Dataset entries:

_____

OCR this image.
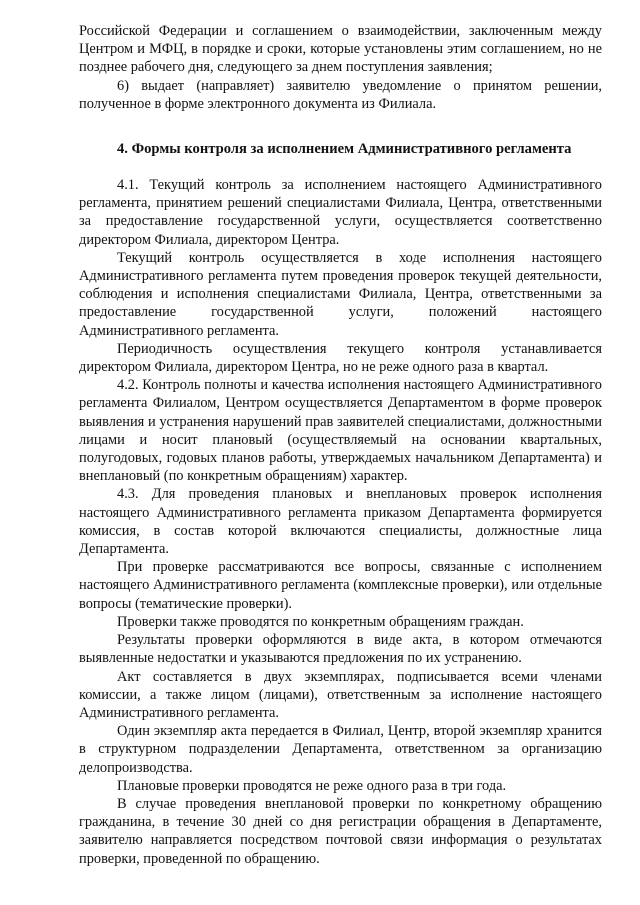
Российской Федерации и соглашением о взаимодействии, заключенным между Центром и МФЦ, в порядке и сроки, которые установлены этим соглашением, но не позднее рабочего дня, следующего за днем поступления заявления;

6) выдает (направляет) заявителю уведомление о принятом решении, полученное в форме электронного документа из Филиала.

4. Формы контроля за исполнением Административного регламента

4.1. Текущий контроль за исполнением настоящего Административного регламента, принятием решений специалистами Филиала, Центра, ответственными за предоставление государственной услуги, осуществляется соответственно директором Филиала, директором Центра.

Текущий контроль осуществляется в ходе исполнения настоящего Административного регламента путем проведения проверок текущей деятельности, соблюдения и исполнения специалистами Филиала, Центра, ответственными за предоставление государственной услуги, положений настоящего Административного регламента.

Периодичность осуществления текущего контроля устанавливается директором Филиала, директором Центра, но не реже одного раза в квартал.

4.2. Контроль полноты и качества исполнения настоящего Административного регламента Филиалом, Центром осуществляется Департаментом в форме проверок выявления и устранения нарушений прав заявителей специалистами, должностными лицами и носит плановый (осуществляемый на основании квартальных, полугодовых, годовых планов работы, утверждаемых начальником Департамента) и внеплановый (по конкретным обращениям) характер.

4.3. Для проведения плановых и внеплановых проверок исполнения настоящего Административного регламента приказом Департамента формируется комиссия, в состав которой включаются специалисты, должностные лица Департамента.

При проверке рассматриваются все вопросы, связанные с исполнением настоящего Административного регламента (комплексные проверки), или отдельные вопросы (тематические проверки).

Проверки также проводятся по конкретным обращениям граждан.

Результаты проверки оформляются в виде акта, в котором отмечаются выявленные недостатки и указываются предложения по их устранению.

Акт составляется в двух экземплярах, подписывается всеми членами комиссии, а также лицом (лицами), ответственным за исполнение настоящего Административного регламента.

Один экземпляр акта передается в Филиал, Центр, второй экземпляр хранится в структурном подразделении Департамента, ответственном за организацию делопроизводства.

Плановые проверки проводятся не реже одного раза в три года.

В случае проведения внеплановой проверки по конкретному обращению гражданина, в течение 30 дней со дня регистрации обращения в Департаменте, заявителю направляется посредством почтовой связи информация о результатах проверки, проведенной по обращению.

_____

Problem description:
Among the records above, find each line holding the string "исполнением" and pull it out.

Task result:
4. Формы контроля за исполнением Административного регламента
4.1. Текущий контроль за исполнением настоящего Административного регламента, принятием решений специалистами Филиала, Центра, ответственными за предоставление государственной услуги, осуществляется соответственно директором Филиала, директором Центра.
При проверке рассматриваются все вопросы, связанные с исполнением настоящего Административного регламента (комплексные проверки), или отдельные вопросы (тематические проверки).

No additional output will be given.